WORKING DATA:

......

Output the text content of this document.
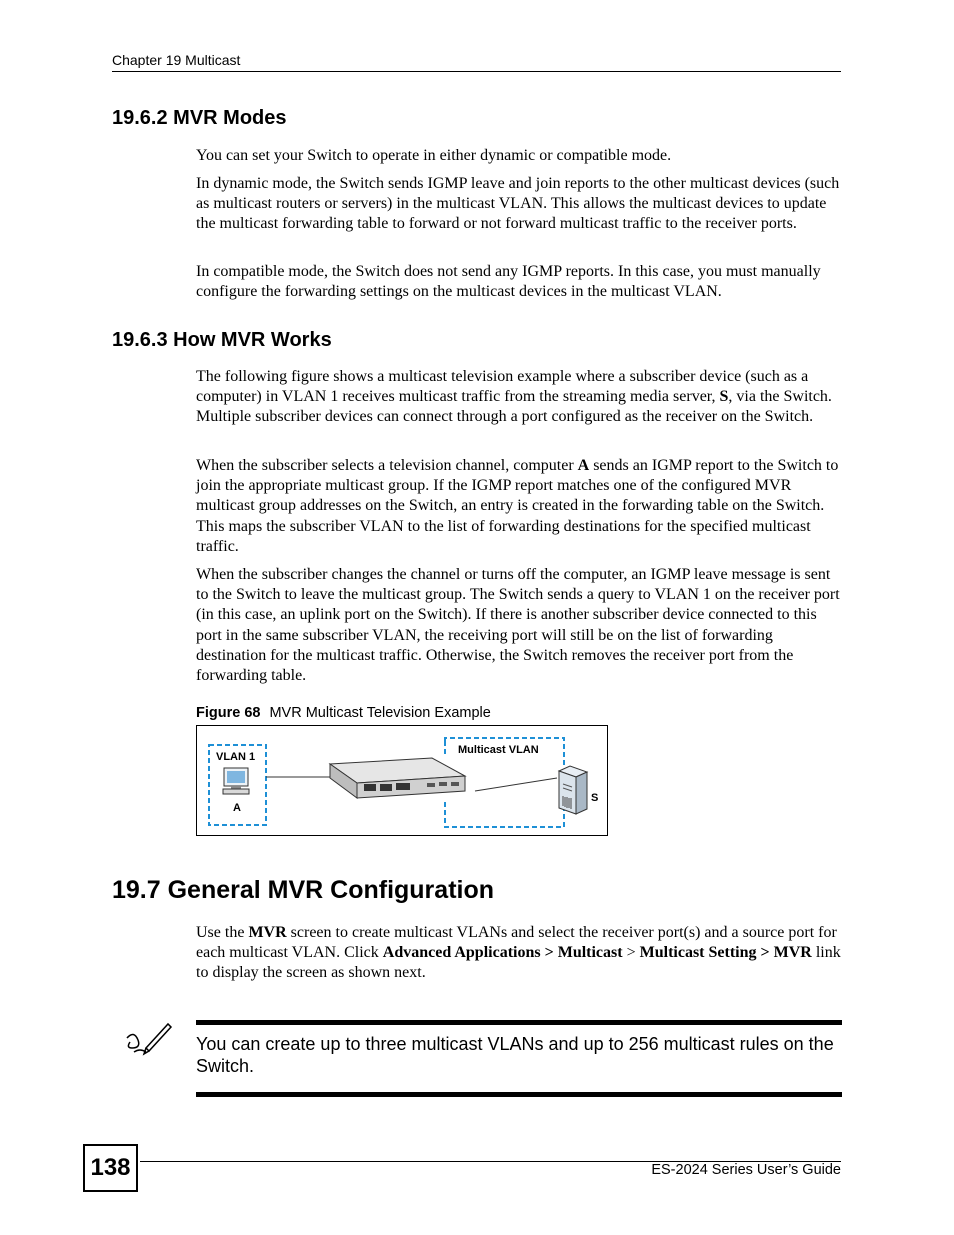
Chapter 19 Multicast
19.6.2 MVR Modes

You can set your Switch to operate in either dynamic or compatible mode.

In dynamic mode, the Switch sends IGMP leave and join reports to the other multicast devices (such as multicast routers or servers) in the multicast VLAN. This allows the multicast devices to update the multicast forwarding table to forward or not forward multicast traffic to the receiver ports.

In compatible mode, the Switch does not send any IGMP reports. In this case, you must manually configure the forwarding settings on the multicast devices in the multicast VLAN.

19.6.3 How MVR Works

The following figure shows a multicast television example where a subscriber device (such as a computer) in VLAN 1 receives multicast traffic from the streaming media server, S, via the Switch. Multiple subscriber devices can connect through a port configured as the receiver on the Switch.

When the subscriber selects a television channel, computer A sends an IGMP report to the Switch to join the appropriate multicast group. If the IGMP report matches one of the configured MVR multicast group addresses on the Switch, an entry is created in the forwarding table on the Switch. This maps the subscriber VLAN to the list of forwarding destinations for the specified multicast traffic.

When the subscriber changes the channel or turns off the computer, an IGMP leave message is sent to the Switch to leave the multicast group. The Switch sends a query to VLAN 1 on the receiver port (in this case, an uplink port on the Switch). If there is another subscriber device connected to this port in the same subscriber VLAN, the receiving port will still be on the list of forwarding destination for the multicast traffic. Otherwise, the Switch removes the receiver port from the forwarding table.

Figure 68 MVR Multicast Television Example
VLAN 1
A
Multicast VLAN
S
19.7 General MVR Configuration

Use the MVR screen to create multicast VLANs and select the receiver port(s) and a source port for each multicast VLAN. Click Advanced Applications > Multicast > Multicast Setting > MVR link to display the screen as shown next.

You can create up to three multicast VLANs and up to 256 multicast rules on the Switch.

138	ES-2024 Series User’s Guide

......

AIM: The data above should be repeated exactly, minus any pictures.

WRITTEN RESPONSE:
Output the text content of this document.
Chapter 19 Multicast
19.6.2 MVR Modes

You can set your Switch to operate in either dynamic or compatible mode.

In dynamic mode, the Switch sends IGMP leave and join reports to the other multicast devices (such as multicast routers or servers) in the multicast VLAN. This allows the multicast devices to update the multicast forwarding table to forward or not forward multicast traffic to the receiver ports.

In compatible mode, the Switch does not send any IGMP reports. In this case, you must manually configure the forwarding settings on the multicast devices in the multicast VLAN.

19.6.3 How MVR Works

The following figure shows a multicast television example where a subscriber device (such as a computer) in VLAN 1 receives multicast traffic from the streaming media server, S, via the Switch. Multiple subscriber devices can connect through a port configured as the receiver on the Switch.

When the subscriber selects a television channel, computer A sends an IGMP report to the Switch to join the appropriate multicast group. If the IGMP report matches one of the configured MVR multicast group addresses on the Switch, an entry is created in the forwarding table on the Switch. This maps the subscriber VLAN to the list of forwarding destinations for the specified multicast traffic.

When the subscriber changes the channel or turns off the computer, an IGMP leave message is sent to the Switch to leave the multicast group. The Switch sends a query to VLAN 1 on the receiver port (in this case, an uplink port on the Switch). If there is another subscriber device connected to this port in the same subscriber VLAN, the receiving port will still be on the list of forwarding destination for the multicast traffic. Otherwise, the Switch removes the receiver port from the forwarding table.

Figure 68 MVR Multicast Television Example
VLAN 1
A
Multicast VLAN
S
19.7 General MVR Configuration

Use the MVR screen to create multicast VLANs and select the receiver port(s) and a source port for each multicast VLAN. Click Advanced Applications > Multicast > Multicast Setting > MVR link to display the screen as shown next.

You can create up to three multicast VLANs and up to 256 multicast rules on the Switch.

138	ES-2024 Series User’s Guide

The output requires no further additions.